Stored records
* BEGIN *

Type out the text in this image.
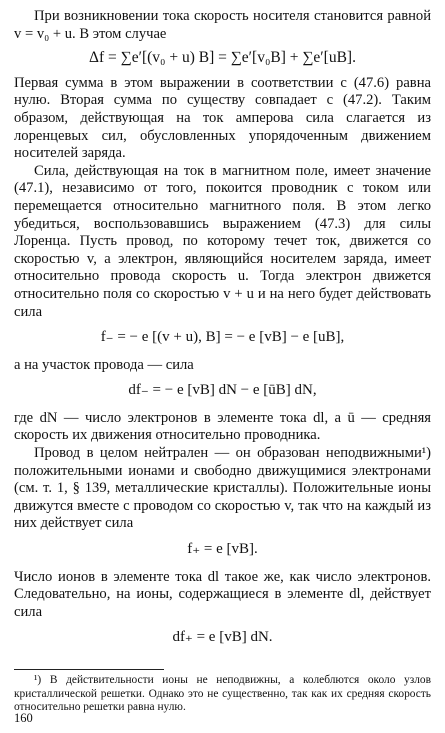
При возникновении тока скорость носителя становится равной v = v₀ + u. В этом случае

Δf = ∑e′[(v₀ + u) B] = ∑e′[v₀B] + ∑e′[uB].

Первая сумма в этом выражении в соответствии с (47.6) равна нулю. Вторая сумма по существу совпадает с (47.2). Таким образом, действующая на ток амперова сила слагается из лоренцевых сил, обусловленных упорядоченным движением носителей заряда.

Сила, действующая на ток в магнитном поле, имеет значение (47.1), независимо от того, покоится проводник с током или перемещается относительно магнитного поля. В этом легко убедиться, воспользовавшись выражением (47.3) для силы Лоренца. Пусть провод, по которому течет ток, движется со скоростью v, а электрон, являющийся носителем заряда, имеет относительно провода скорость u. Тогда электрон движется относительно поля со скоростью v + u и на него будет действовать сила

f₋ = − e [(v + u), B] = − e [vB] − e [uB],

а на участок провода — сила

df₋ = − e [vB] dN − e [ūB] dN,

где dN — число электронов в элементе тока dl, а ū — средняя скорость их движения относительно проводника.

Провод в целом нейтрален — он образован неподвижными¹) положительными ионами и свободно движущимися электронами (см. т. 1, § 139, металлические кристаллы). Положительные ионы движутся вместе с проводом со скоростью v, так что на каждый из них действует сила

f₊ = e [vB].

Число ионов в элементе тока dl такое же, как число электронов. Следовательно, на ионы, содержащиеся в элементе dl, действует сила

df₊ = e [vB] dN.

¹) В действительности ионы не неподвижны, а колеблются около узлов кристаллической решетки. Однако это не существенно, так как их средняя скорость относительно решетки равна нулю.

160
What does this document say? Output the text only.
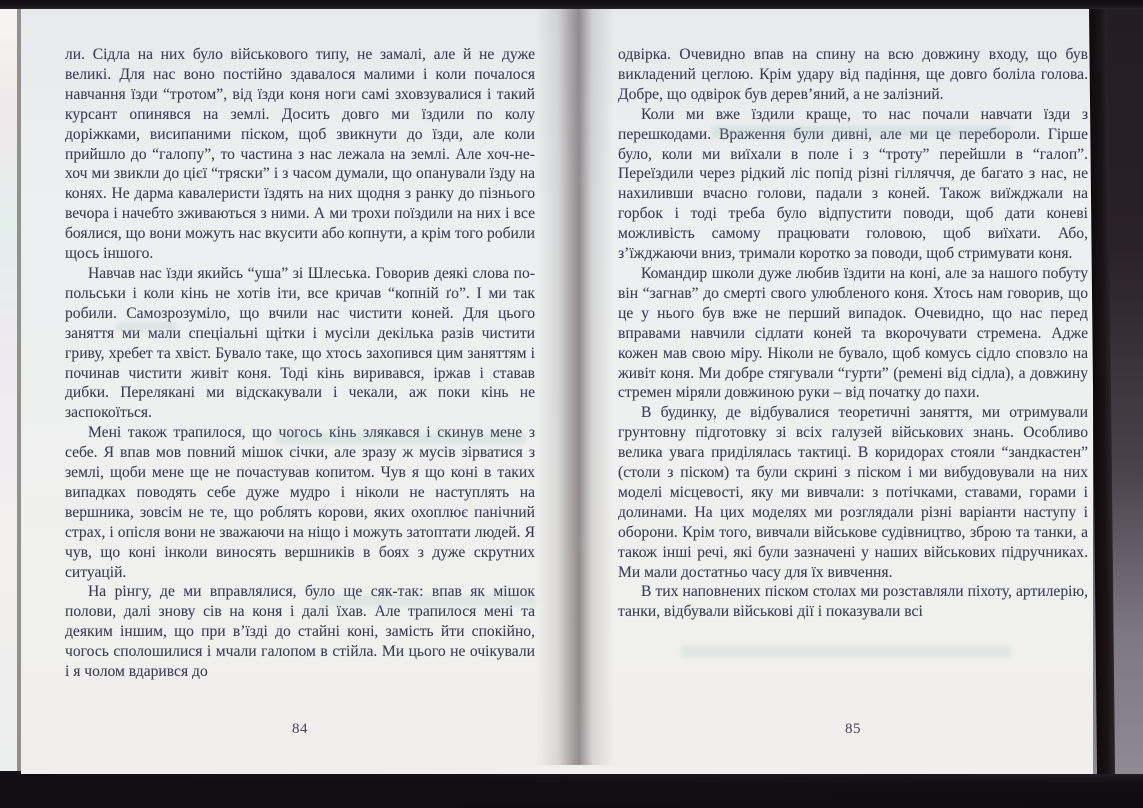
ли. Сідла на них було військового типу, не замалі, але й не дуже великі. Для нас воно постійно здавалося малими і коли почалося навчання їзди “тротом”, від їзди коня ноги самі зховзувалися і такий курсант опинявся на землі. Досить довго ми їздили по колу доріжками, висипаними піском, щоб звикнути до їзди, але коли прийшло до “галопу”, то частина з нас лежала на землі. Але хоч-не-хоч ми звикли до цієї “тряски” і з часом думали, що опанували їзду на конях. Не дарма кавалеристи їздять на них щодня з ранку до пізнього вечора і начебто зживаються з ними. А ми трохи поїздили на них і все боялися, що вони можуть нас вкусити або копнути, а крім того робили щось іншого.

Навчав нас їзди якийсь “уша” зі Шлеська. Говорив деякі слова по-польськи і коли кінь не хотів іти, все кричав “копній ґо”. І ми так робили. Самозрозуміло, що вчили нас чистити коней. Для цього заняття ми мали спеціальні щітки і мусіли декілька разів чистити гриву, хребет та хвіст. Бувало таке, що хтось захопився цим заняттям і починав чистити живіт коня. Тоді кінь виривався, іржав і ставав дибки. Перелякані ми відскакували і чекали, аж поки кінь не заспокоїться.

Мені також трапилося, що чогось кінь злякався і скинув мене з себе. Я впав мов повний мішок січки, але зразу ж мусів зірватися з землі, щоби мене ще не почастував копитом. Чув я що коні в таких випадках поводять себе дуже мудро і ніколи не наступлять на вершника, зовсім не те, що роблять корови, яких охоплює панічний страх, і опісля вони не зважаючи на ніщо і можуть затоптати людей. Я чув, що коні інколи виносять вершників в боях з дуже скрутних ситуацій.

На рінгу, де ми вправлялися, було ще сяк-так: впав як мішок полови, далі знову сів на коня і далі їхав. Але трапилося мені та деяким іншим, що при в’їзді до стайні коні, замість йти спокійно, чогось сполошилися і мчали галопом в стійла. Ми цього не очікували і я чолом вдарився до

84

одвірка. Очевидно впав на спину на всю довжину входу, що був викладений цеглою. Крім удару від падіння, ще довго боліла голова. Добре, що одвірок був дерев’яний, а не залізний.

Коли ми вже їздили краще, то нас почали навчати їзди з перешкодами. Враження були дивні, але ми це перебороли. Гірше було, коли ми виїхали в поле і з “троту” перейшли в “галоп”. Переїздили через рідкий ліс попід різні гілляччя, де багато з нас, не нахиливши вчасно голови, падали з коней. Також виїжджали на горбок і тоді треба було відпустити поводи, щоб дати коневі можливість самому працювати головою, щоб виїхати. Або, з’їжджаючи вниз, тримали коротко за поводи, щоб стримувати коня.

Командир школи дуже любив їздити на коні, але за нашого побуту він “загнав” до смерті свого улюбленого коня. Хтось нам говорив, що це у нього був вже не перший випадок. Очевидно, що нас перед вправами навчили сідлати коней та вкорочувати стремена. Адже кожен мав свою міру. Ніколи не бувало, щоб комусь сідло сповзло на живіт коня. Ми добре стягували “гурти” (ремені від сідла), а довжину стремен міряли довжиною руки – від початку до пахи.

В будинку, де відбувалися теоретичні заняття, ми отримували грунтовну підготовку зі всіх галузей військових знань. Особливо велика увага приділялась тактиці. В коридорах стояли “зандкастен” (столи з піском) та були скрині з піском і ми вибудовували на них моделі місцевості, яку ми вивчали: з потічками, ставами, горами і долинами. На цих моделях ми розглядали різні варіанти наступу і оборони. Крім того, вивчали військове судівництво, зброю та танки, а також інші речі, які були зазначені у наших військових підручниках. Ми мали достатньо часу для їх вивчення.

В тих наповнених піском столах ми розставляли піхоту, артилерію, танки, відбували військові дії і показували всі

85
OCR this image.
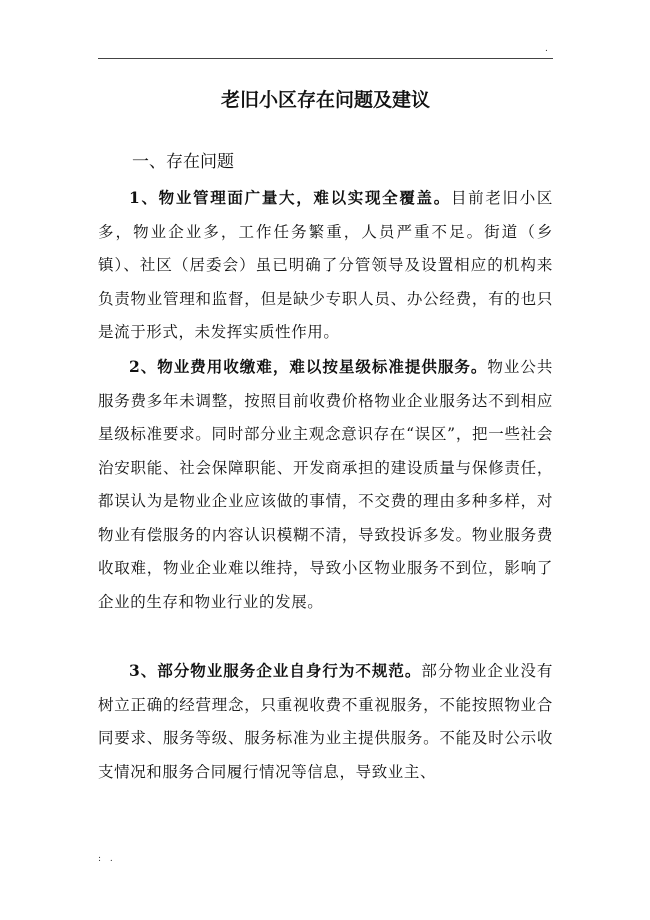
.
老旧小区存在问题及建议
一、存在问题

1、物业管理面广量大，难以实现全覆盖。目前老旧小区多，物业企业多，工作任务繁重，人员严重不足。街道（乡镇）、社区（居委会）虽已明确了分管领导及设置相应的机构来负责物业管理和监督，但是缺少专职人员、办公经费，有的也只是流于形式，未发挥实质性作用。

2、物业费用收缴难，难以按星级标准提供服务。物业公共服务费多年未调整，按照目前收费价格物业企业服务达不到相应星级标准要求。同时部分业主观念意识存在“误区”，把一些社会治安职能、社会保障职能、开发商承担的建设质量与保修责任，都误认为是物业企业应该做的事情，不交费的理由多种多样，对物业有偿服务的内容认识模糊不清，导致投诉多发。物业服务费收取难，物业企业难以维持，导致小区物业服务不到位，影响了企业的生存和物业行业的发展。

3、部分物业服务企业自身行为不规范。部分物业企业没有树立正确的经营理念，只重视收费不重视服务，不能按照物业合同要求、服务等级、服务标准为业主提供服务。不能及时公示收支情况和服务合同履行情况等信息，导致业主、

: .
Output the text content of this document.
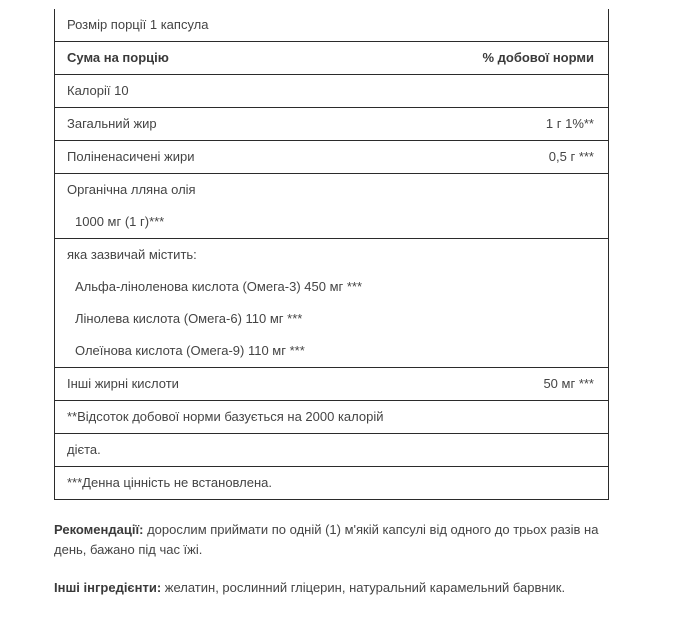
Розмір порції 1 капсула
Сума на порцію	% добової норми
Калорії 10
Загальний жир	1 г 1%**
Поліненасичені жири	0,5 г ***
Органічна лляна олія
1000 мг (1 г)***
яка зазвичай містить:
Альфа-ліноленова кислота (Омега-3) 450 мг ***
Лінолева кислота (Омега-6) 110 мг ***
Олеїнова кислота (Омега-9) 110 мг ***
Інші жирні кислоти	50 мг ***
**Відсоток добової норми базується на 2000 калорій
дієта.
***Денна цінність не встановлена.

Рекомендації: дорослим приймати по одній (1) м'якій капсулі від одного до трьох разів на день, бажано під час їжі.

Інші інгредієнти: желатин, рослинний гліцерин, натуральний карамельний барвник.
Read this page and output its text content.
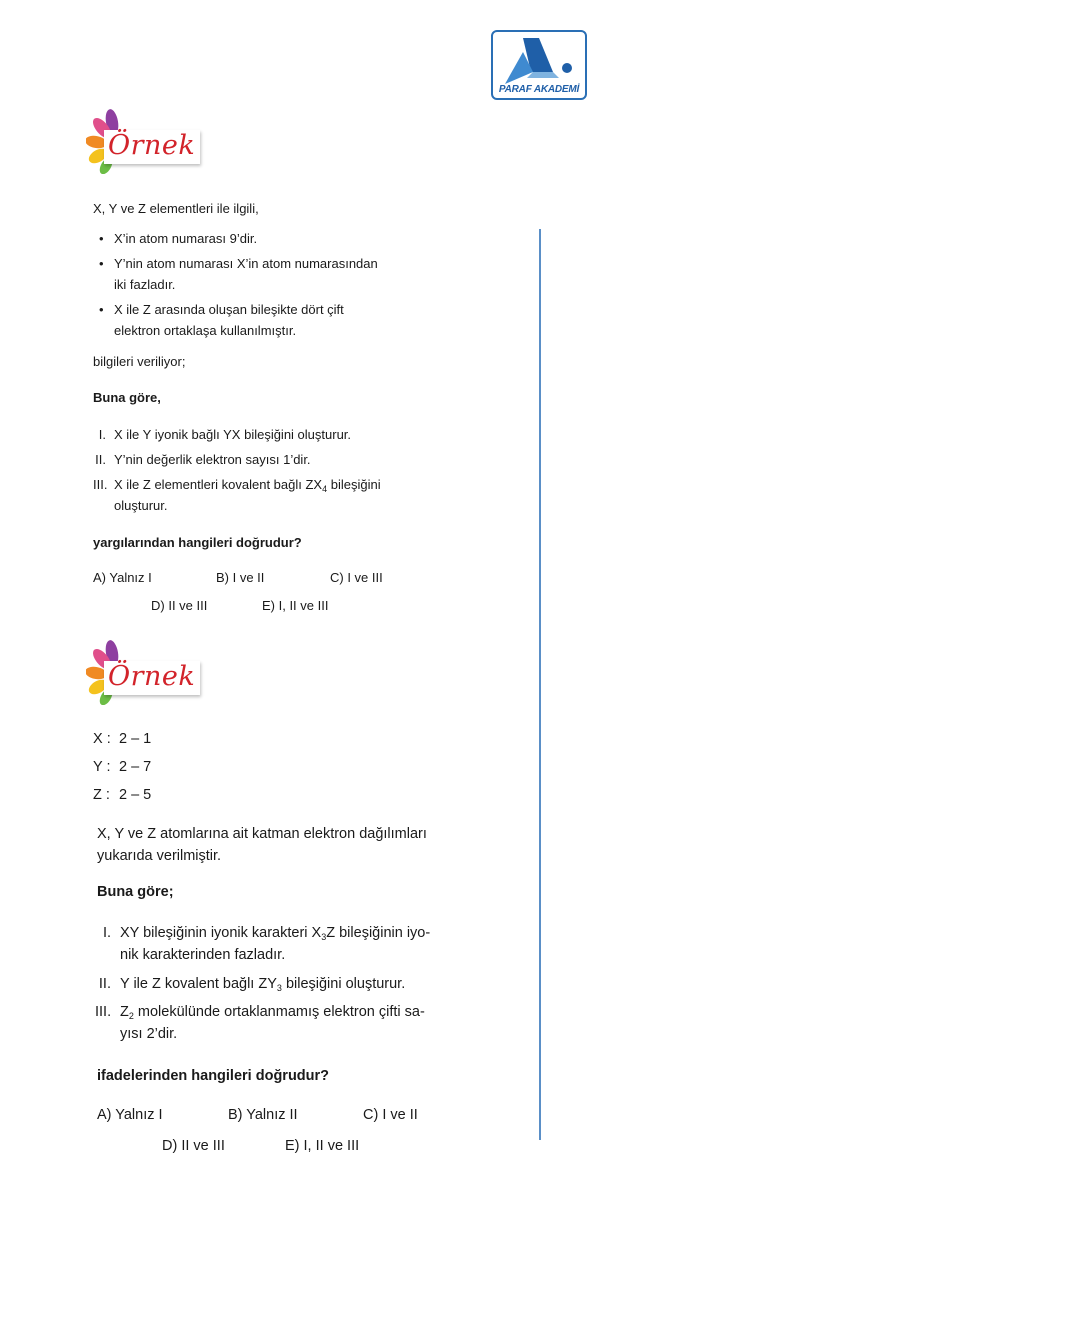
PARAF AKADEMİ
Örnek
X, Y ve Z elementleri ile ilgili,
• X’in atom numarası 9’dir.
• Y’nin atom numarası X’in atom numarasından iki fazladır.
• X ile Z arasında oluşan bileşikte dört çift elektron ortaklaşa kullanılmıştır.
bilgileri veriliyor;
Buna göre,
I. X ile Y iyonik bağlı YX bileşiğini oluşturur.
II. Y’nin değerlik elektron sayısı 1’dir.
III. X ile Z elementleri kovalent bağlı $ZX_4$ bileşiğini
oluşturur.
yargılarından hangileri doğrudur?
A) Yalnız I	B) I ve II	C) I ve III
D) II ve III	E) I, II ve III
Örnek
X : 2 – 1
Y : 2 – 7
Z : 2 – 5
X, Y ve Z atomlarına ait katman elektron dağılımları
yukarıda verilmiştir.
Buna göre;
I. XY bileşiğinin iyonik karakteri $X_3Z$ bileşiğinin iyo-
nik karakterinden fazladır.
II. Y ile Z kovalent bağlı $ZY_3$ bileşiğini oluşturur.
III. $Z_2$ molekülünde ortaklanmamış elektron çifti sa-
yısı 2’dir.
ifadelerinden hangileri doğrudur?
A) Yalnız I	B) Yalnız II	C) I ve II
D) II ve III	E) I, II ve III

* END *

Task requirements — Looking at the records above, extract only the lines from the one with "Read this page and output its text content." through the last line, exactly, with the pictures left out.

Output of the task —
Read this page and output its text content.
PARAF AKADEMİ
Örnek
X, Y ve Z elementleri ile ilgili,
• X’in atom numarası 9’dir.
• Y’nin atom numarası X’in atom numarasından iki fazladır.
• X ile Z arasında oluşan bileşikte dört çift elektron ortaklaşa kullanılmıştır.
bilgileri veriliyor;
Buna göre,
I. X ile Y iyonik bağlı YX bileşiğini oluşturur.
II. Y’nin değerlik elektron sayısı 1’dir.
III. X ile Z elementleri kovalent bağlı $ZX_4$ bileşiğini
oluşturur.
yargılarından hangileri doğrudur?
A) Yalnız I	B) I ve II	C) I ve III
D) II ve III	E) I, II ve III
Örnek
X : 2 – 1
Y : 2 – 7
Z : 2 – 5
X, Y ve Z atomlarına ait katman elektron dağılımları
yukarıda verilmiştir.
Buna göre;
I. XY bileşiğinin iyonik karakteri $X_3Z$ bileşiğinin iyo-
nik karakterinden fazladır.
II. Y ile Z kovalent bağlı $ZY_3$ bileşiğini oluşturur.
III. $Z_2$ molekülünde ortaklanmamış elektron çifti sa-
yısı 2’dir.
ifadelerinden hangileri doğrudur?
A) Yalnız I	B) Yalnız II	C) I ve II
D) II ve III	E) I, II ve III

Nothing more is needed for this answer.